__Aim__. Copy out all lines in the data below containing the string "надається".

__Extracted records__.

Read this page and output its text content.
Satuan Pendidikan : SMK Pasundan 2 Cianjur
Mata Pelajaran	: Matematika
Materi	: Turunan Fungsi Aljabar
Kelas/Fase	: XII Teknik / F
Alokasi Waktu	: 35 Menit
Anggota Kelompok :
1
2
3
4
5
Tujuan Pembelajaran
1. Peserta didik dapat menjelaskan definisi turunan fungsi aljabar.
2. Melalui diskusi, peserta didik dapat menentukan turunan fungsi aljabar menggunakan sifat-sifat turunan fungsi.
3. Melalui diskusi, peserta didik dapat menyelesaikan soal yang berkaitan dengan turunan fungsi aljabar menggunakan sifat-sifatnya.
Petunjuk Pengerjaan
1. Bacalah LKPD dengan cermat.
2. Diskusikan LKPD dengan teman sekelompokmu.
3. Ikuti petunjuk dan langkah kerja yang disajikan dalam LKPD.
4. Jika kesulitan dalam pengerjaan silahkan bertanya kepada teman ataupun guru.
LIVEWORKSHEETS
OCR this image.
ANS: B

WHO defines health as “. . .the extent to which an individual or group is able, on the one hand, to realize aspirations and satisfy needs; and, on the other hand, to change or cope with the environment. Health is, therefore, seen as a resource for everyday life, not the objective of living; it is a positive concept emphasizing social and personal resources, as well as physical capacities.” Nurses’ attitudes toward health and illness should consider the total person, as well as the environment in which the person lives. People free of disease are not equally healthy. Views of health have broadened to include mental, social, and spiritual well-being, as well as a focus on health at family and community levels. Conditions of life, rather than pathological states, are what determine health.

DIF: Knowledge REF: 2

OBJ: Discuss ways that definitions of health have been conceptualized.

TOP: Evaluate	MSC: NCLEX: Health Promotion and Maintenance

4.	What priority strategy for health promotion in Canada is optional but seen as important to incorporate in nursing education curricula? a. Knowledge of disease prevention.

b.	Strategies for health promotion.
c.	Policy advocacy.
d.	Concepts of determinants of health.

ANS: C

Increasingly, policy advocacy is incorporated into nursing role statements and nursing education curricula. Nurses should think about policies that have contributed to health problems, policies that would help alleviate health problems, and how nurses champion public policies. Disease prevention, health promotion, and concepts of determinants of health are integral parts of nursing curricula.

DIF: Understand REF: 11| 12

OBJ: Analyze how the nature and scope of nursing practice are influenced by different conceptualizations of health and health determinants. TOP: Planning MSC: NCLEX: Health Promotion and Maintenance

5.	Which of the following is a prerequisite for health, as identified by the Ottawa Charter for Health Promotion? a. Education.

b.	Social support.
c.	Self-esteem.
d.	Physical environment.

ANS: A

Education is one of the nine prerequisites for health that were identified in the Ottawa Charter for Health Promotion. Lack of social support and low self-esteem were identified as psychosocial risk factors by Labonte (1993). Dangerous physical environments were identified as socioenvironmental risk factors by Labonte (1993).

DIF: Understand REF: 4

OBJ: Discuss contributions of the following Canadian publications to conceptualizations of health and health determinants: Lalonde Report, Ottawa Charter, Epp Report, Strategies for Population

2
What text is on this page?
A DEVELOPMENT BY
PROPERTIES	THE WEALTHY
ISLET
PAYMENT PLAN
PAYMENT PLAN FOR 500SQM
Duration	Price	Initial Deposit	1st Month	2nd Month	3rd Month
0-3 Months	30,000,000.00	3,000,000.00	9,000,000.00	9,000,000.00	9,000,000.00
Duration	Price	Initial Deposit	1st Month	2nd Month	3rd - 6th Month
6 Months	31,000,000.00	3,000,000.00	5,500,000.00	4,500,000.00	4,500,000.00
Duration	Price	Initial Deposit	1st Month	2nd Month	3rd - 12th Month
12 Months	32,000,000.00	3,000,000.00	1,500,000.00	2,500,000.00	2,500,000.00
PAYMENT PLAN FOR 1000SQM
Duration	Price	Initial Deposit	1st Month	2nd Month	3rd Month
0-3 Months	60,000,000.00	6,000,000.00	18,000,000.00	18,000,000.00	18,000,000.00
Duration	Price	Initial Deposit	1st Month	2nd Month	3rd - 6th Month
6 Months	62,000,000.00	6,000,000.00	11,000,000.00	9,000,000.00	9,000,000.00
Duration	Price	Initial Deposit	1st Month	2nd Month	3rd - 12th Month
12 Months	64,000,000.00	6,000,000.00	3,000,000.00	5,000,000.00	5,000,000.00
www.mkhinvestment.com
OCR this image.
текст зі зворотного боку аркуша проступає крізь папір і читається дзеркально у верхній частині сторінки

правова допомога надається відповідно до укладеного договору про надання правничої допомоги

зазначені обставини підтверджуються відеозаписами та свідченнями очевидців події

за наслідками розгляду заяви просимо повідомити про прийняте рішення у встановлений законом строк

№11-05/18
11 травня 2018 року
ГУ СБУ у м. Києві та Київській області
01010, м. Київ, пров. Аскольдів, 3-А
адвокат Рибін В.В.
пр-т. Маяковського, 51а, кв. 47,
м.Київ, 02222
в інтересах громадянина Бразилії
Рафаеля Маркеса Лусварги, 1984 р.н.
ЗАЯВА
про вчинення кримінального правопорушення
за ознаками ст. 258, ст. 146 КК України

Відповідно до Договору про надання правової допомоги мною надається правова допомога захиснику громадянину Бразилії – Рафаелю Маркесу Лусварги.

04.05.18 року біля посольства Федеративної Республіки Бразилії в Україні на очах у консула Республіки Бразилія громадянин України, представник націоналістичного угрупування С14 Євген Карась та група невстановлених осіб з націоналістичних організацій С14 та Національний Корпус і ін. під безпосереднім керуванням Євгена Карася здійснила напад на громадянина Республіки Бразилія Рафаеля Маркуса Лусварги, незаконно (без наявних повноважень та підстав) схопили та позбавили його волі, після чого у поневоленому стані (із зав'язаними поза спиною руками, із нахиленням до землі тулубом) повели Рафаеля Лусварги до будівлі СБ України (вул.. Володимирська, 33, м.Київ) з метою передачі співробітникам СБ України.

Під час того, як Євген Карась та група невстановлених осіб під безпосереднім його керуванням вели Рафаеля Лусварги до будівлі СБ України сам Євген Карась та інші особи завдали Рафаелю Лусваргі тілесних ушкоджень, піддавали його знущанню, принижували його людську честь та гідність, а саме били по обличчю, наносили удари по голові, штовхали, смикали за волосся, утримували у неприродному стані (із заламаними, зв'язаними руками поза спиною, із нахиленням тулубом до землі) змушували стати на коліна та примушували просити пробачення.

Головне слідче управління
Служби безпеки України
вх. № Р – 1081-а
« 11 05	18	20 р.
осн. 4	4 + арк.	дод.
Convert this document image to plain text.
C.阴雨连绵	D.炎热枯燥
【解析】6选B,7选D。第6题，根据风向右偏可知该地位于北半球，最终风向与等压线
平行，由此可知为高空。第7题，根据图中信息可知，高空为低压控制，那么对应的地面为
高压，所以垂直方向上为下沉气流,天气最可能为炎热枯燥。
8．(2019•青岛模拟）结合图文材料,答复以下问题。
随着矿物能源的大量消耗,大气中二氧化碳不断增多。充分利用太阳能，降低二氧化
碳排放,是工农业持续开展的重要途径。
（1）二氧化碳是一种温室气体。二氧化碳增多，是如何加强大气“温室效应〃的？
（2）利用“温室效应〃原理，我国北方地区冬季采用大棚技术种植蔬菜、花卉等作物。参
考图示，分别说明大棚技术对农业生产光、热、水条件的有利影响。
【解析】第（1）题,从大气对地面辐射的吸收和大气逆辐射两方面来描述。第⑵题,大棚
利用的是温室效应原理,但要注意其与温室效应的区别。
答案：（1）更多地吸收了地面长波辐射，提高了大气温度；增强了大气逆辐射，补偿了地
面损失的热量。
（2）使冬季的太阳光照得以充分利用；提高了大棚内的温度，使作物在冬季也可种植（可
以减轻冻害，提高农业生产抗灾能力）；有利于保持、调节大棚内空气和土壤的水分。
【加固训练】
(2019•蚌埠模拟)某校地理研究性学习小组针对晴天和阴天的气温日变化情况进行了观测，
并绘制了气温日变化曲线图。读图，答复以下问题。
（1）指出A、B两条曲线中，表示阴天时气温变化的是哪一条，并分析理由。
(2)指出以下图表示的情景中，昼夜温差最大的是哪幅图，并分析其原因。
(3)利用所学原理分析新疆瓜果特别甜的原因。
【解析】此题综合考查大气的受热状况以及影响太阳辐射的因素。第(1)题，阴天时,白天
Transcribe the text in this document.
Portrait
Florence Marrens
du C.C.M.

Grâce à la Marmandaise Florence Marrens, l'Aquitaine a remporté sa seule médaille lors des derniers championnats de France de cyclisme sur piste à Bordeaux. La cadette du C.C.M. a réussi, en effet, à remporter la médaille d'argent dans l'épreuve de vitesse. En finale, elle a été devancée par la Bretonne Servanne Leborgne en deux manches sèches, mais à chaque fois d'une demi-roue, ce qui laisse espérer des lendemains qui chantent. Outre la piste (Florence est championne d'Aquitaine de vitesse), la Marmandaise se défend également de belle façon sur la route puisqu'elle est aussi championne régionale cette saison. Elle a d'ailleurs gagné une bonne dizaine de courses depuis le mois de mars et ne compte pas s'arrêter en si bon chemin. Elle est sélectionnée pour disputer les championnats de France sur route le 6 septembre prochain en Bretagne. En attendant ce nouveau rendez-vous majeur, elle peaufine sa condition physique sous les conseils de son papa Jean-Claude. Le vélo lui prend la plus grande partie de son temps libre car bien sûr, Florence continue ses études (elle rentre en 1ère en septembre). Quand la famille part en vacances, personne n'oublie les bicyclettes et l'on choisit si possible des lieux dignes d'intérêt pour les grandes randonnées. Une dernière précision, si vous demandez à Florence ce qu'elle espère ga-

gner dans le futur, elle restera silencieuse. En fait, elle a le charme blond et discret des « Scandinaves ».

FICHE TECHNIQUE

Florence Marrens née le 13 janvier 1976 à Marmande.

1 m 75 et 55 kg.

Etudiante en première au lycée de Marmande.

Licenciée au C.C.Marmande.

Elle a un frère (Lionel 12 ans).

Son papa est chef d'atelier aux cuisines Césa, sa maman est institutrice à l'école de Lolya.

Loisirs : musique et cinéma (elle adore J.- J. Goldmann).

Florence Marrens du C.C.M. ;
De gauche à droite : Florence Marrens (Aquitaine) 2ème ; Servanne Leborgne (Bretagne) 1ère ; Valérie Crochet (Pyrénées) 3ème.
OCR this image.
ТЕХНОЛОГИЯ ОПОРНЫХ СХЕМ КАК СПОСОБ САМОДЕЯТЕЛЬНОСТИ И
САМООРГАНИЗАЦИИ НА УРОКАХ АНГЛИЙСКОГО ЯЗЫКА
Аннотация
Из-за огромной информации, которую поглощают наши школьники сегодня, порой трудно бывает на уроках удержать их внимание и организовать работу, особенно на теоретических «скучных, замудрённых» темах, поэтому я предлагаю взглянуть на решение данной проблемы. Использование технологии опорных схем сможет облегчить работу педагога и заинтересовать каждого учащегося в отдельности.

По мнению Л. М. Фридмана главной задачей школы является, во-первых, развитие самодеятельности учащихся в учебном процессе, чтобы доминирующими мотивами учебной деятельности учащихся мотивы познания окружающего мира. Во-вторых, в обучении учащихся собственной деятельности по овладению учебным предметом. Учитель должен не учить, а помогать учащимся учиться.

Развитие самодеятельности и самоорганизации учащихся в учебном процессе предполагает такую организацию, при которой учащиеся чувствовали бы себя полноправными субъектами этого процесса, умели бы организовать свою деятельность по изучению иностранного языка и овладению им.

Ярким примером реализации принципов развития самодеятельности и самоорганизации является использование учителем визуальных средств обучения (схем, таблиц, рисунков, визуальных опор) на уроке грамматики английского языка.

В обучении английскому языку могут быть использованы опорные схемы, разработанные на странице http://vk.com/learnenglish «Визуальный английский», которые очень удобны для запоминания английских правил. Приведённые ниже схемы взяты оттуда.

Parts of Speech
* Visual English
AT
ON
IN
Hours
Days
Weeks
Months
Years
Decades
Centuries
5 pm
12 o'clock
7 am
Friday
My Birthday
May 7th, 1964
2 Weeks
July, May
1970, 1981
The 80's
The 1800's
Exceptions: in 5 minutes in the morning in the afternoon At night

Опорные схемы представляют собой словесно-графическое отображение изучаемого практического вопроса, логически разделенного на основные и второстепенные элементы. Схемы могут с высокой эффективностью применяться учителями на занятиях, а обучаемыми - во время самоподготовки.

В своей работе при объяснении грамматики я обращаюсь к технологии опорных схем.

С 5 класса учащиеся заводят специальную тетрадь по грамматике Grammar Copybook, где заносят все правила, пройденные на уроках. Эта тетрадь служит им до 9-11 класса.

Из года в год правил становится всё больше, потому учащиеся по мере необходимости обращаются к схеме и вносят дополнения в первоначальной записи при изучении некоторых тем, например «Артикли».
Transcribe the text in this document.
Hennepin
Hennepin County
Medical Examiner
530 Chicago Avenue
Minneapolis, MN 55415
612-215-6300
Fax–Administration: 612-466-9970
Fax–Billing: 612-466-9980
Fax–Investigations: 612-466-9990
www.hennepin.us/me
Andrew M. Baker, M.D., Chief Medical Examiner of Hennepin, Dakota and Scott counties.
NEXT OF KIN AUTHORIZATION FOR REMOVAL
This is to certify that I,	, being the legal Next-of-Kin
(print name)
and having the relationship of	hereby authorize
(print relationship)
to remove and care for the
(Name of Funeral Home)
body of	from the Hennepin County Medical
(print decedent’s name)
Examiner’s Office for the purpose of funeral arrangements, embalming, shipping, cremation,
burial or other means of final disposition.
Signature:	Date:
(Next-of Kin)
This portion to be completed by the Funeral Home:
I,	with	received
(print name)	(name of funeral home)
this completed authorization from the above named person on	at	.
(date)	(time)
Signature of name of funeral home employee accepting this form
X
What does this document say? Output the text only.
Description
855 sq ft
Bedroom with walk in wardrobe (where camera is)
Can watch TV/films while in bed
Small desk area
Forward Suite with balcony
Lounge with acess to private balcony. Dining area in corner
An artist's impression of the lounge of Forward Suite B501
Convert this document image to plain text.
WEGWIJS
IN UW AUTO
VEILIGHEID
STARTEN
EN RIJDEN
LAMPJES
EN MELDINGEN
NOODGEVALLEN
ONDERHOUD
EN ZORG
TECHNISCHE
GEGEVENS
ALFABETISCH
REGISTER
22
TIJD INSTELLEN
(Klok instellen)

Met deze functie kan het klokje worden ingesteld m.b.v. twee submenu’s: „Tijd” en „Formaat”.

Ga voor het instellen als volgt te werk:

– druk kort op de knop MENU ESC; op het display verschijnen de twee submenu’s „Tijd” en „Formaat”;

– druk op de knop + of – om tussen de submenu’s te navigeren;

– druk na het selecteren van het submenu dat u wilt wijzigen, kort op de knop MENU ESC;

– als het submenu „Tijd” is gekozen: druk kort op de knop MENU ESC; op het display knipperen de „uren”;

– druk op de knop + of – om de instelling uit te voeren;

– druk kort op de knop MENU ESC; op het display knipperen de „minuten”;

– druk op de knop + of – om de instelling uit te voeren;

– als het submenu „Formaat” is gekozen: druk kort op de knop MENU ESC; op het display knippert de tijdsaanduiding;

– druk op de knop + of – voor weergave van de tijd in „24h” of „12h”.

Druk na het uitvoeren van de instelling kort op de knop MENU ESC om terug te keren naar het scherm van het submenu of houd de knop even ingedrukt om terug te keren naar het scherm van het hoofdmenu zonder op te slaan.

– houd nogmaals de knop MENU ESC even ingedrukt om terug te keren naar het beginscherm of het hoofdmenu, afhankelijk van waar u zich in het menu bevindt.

__Exercise solution__.
правова допомога надається відповідно до укладеного договору про надання правничої допомоги
Відповідно до Договору про надання правової допомоги мною надається правова допомога захиснику громадянину Бразилії – Рафаелю Маркесу Лусварги.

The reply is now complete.